(Information provided):
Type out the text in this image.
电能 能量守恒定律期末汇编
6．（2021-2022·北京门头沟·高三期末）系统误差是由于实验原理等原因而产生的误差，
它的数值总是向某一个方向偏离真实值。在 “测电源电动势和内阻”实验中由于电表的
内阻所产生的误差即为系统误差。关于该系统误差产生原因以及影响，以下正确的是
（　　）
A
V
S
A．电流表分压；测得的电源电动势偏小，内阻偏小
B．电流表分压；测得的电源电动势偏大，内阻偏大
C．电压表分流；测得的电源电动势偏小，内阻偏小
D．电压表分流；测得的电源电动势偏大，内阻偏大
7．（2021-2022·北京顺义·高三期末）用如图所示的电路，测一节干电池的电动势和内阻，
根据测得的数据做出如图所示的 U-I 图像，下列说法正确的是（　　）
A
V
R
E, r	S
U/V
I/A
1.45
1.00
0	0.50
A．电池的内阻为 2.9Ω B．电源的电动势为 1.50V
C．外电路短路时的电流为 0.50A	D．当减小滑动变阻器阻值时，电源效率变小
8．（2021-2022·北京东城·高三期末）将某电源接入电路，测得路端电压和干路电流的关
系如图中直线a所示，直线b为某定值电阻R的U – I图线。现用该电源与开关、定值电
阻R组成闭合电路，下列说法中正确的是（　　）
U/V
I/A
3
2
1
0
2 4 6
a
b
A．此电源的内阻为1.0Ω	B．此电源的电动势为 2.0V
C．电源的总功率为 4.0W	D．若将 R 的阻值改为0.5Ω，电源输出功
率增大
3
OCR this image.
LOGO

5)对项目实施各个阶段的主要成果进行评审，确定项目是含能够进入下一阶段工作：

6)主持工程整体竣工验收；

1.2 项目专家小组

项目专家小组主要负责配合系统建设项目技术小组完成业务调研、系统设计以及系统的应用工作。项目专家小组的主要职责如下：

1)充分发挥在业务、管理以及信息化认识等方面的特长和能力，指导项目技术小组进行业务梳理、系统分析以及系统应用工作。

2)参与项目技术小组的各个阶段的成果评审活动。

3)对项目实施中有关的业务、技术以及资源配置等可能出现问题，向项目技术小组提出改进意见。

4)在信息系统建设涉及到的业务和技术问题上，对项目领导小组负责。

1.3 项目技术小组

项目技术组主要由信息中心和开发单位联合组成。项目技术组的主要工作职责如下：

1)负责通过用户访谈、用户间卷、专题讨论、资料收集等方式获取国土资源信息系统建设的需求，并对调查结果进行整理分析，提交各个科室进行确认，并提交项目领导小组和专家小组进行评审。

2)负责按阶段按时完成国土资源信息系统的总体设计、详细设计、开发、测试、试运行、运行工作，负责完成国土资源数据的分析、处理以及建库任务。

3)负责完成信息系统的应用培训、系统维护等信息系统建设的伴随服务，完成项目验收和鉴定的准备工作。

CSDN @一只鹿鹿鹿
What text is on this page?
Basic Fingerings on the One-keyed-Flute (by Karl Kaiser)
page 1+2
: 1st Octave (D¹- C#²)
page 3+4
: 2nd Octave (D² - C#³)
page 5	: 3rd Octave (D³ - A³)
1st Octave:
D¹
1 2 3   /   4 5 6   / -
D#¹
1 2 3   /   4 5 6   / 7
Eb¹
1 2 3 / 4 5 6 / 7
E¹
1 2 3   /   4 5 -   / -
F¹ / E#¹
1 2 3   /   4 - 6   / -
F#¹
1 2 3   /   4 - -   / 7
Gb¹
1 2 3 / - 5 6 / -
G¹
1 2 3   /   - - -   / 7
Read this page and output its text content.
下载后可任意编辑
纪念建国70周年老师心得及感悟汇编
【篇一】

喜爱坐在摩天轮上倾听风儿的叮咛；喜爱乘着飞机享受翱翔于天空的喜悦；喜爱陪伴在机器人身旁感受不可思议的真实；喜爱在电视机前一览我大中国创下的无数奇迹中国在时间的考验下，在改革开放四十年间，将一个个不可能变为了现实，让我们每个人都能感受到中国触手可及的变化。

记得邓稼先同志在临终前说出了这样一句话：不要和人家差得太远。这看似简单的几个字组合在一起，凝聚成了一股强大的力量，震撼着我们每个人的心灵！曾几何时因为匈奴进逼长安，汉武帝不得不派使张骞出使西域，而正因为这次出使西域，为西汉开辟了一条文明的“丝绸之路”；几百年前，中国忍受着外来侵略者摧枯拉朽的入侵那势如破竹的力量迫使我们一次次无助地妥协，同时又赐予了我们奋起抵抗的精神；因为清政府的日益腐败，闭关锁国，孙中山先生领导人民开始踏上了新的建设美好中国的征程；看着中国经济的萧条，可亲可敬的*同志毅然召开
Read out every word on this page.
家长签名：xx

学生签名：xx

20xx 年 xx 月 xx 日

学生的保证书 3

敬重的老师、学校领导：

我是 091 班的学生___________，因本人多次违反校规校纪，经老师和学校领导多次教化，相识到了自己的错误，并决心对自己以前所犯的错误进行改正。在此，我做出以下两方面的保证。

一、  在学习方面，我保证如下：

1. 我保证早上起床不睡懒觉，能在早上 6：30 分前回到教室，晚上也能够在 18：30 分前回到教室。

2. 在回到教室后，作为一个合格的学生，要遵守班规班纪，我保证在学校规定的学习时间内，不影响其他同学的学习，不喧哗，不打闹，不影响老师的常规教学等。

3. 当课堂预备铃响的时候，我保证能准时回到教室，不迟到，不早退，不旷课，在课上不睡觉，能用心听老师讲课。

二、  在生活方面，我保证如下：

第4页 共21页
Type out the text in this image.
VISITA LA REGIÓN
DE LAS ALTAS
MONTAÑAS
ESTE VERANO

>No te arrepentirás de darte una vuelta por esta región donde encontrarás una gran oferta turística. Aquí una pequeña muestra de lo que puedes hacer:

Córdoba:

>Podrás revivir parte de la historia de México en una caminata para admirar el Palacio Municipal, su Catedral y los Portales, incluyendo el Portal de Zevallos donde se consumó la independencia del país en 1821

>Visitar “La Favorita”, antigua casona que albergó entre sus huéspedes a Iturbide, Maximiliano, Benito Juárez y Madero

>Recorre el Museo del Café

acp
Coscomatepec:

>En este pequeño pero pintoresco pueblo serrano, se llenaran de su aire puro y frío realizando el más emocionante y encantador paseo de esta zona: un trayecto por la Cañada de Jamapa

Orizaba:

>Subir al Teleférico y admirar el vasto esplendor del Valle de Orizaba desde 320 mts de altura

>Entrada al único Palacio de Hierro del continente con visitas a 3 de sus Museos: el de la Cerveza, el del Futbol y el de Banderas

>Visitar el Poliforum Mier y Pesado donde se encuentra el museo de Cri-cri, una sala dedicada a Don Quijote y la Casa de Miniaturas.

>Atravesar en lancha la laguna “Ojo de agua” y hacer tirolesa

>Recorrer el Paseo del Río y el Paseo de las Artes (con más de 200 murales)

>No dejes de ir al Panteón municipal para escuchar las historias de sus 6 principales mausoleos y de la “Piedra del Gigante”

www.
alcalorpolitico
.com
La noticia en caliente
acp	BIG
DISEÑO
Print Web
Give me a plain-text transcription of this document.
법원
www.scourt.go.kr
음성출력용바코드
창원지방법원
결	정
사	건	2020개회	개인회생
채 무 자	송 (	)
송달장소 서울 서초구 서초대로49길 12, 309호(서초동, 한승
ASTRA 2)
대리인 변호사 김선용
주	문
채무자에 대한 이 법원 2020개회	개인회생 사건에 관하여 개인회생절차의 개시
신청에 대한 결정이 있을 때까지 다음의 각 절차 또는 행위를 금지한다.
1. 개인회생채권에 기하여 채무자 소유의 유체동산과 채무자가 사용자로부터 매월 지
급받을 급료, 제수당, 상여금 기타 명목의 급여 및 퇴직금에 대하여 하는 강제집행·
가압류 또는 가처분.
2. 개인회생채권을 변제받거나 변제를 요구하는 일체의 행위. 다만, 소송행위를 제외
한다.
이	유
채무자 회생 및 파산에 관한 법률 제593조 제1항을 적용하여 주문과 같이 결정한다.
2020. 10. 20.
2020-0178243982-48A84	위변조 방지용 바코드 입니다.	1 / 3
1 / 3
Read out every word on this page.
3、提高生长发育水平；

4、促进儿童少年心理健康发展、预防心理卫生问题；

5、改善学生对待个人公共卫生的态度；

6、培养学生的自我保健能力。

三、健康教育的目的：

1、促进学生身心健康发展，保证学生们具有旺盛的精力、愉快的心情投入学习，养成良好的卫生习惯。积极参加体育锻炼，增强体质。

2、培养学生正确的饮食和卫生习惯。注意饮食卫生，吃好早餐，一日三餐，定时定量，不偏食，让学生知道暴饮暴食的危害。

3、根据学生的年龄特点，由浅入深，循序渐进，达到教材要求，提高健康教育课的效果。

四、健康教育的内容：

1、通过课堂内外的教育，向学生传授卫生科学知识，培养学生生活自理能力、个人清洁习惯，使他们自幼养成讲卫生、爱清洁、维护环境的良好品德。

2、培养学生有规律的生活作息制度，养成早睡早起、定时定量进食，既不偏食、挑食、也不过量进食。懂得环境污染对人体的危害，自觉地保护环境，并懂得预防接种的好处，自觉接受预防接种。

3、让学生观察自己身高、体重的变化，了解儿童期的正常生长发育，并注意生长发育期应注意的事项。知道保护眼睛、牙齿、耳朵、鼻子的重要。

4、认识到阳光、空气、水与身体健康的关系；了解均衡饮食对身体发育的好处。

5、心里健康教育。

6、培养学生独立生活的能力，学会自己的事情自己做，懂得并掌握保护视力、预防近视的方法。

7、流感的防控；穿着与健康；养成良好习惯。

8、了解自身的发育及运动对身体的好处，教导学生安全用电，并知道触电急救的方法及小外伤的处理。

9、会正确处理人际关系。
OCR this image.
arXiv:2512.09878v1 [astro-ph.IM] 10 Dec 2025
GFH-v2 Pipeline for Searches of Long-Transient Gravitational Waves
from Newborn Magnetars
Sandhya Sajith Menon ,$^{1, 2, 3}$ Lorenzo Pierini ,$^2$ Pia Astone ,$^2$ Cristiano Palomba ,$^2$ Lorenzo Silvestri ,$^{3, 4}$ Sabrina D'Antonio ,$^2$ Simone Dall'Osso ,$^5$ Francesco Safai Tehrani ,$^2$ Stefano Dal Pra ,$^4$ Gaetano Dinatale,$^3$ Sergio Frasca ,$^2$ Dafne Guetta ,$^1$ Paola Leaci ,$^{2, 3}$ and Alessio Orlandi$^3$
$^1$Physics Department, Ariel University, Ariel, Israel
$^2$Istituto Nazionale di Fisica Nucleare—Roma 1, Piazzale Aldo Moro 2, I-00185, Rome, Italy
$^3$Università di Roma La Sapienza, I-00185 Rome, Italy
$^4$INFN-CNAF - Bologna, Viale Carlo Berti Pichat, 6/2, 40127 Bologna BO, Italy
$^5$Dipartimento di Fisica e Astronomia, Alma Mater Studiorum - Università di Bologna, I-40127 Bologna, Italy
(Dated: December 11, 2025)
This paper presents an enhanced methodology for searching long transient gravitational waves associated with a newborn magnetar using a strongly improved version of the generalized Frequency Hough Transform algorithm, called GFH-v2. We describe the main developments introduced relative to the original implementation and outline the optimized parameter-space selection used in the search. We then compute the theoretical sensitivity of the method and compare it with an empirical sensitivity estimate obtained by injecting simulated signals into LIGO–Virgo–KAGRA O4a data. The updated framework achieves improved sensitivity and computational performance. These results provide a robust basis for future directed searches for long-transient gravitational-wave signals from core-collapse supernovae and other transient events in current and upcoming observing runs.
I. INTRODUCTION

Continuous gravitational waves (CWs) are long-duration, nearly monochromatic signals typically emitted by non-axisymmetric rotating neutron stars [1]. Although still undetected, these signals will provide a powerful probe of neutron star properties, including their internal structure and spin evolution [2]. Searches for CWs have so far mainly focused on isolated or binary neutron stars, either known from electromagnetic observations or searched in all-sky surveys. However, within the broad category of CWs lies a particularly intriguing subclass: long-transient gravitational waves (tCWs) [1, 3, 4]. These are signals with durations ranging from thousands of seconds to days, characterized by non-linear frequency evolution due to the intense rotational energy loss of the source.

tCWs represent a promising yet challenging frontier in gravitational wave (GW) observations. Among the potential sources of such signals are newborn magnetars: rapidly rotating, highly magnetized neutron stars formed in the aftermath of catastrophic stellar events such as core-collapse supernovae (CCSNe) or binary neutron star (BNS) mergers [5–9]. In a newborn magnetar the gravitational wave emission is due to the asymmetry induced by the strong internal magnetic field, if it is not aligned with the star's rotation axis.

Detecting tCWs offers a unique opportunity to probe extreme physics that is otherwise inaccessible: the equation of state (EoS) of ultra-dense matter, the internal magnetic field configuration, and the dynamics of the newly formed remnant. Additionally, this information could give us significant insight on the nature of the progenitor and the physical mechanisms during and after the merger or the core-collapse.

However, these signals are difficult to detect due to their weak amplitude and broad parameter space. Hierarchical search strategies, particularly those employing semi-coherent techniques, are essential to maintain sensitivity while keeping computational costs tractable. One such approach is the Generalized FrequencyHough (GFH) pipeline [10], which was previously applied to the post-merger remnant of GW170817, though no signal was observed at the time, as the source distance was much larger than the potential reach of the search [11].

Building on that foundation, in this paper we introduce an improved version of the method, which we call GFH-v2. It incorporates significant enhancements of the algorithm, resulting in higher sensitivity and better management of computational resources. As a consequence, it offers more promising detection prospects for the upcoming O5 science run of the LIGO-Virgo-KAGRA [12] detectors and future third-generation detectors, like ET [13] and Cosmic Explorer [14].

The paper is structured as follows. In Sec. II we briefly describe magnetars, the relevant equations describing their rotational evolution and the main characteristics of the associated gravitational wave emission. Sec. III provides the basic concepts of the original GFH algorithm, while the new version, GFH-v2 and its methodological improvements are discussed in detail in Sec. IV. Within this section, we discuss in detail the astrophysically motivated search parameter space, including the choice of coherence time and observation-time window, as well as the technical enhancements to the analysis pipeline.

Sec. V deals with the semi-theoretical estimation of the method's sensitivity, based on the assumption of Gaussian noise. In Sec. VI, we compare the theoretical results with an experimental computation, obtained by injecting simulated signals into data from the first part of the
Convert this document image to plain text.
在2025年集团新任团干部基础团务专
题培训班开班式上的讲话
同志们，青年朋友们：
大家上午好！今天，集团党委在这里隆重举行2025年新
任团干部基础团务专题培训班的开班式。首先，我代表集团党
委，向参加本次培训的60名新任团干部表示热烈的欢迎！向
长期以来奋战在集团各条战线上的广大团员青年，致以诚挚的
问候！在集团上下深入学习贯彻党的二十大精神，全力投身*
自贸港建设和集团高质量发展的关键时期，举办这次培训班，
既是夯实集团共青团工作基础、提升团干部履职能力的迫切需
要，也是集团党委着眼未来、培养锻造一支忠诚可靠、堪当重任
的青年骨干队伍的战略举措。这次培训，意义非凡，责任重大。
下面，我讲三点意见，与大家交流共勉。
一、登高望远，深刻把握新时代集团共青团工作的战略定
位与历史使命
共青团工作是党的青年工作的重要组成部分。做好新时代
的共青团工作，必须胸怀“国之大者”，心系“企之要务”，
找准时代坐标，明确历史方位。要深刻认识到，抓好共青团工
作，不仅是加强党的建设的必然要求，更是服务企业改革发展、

(Task goal):
Show all lines from the records above where the word "plain" occurs.

(The response):
Give me a plain-text transcription of this document.
Convert this document image to plain text.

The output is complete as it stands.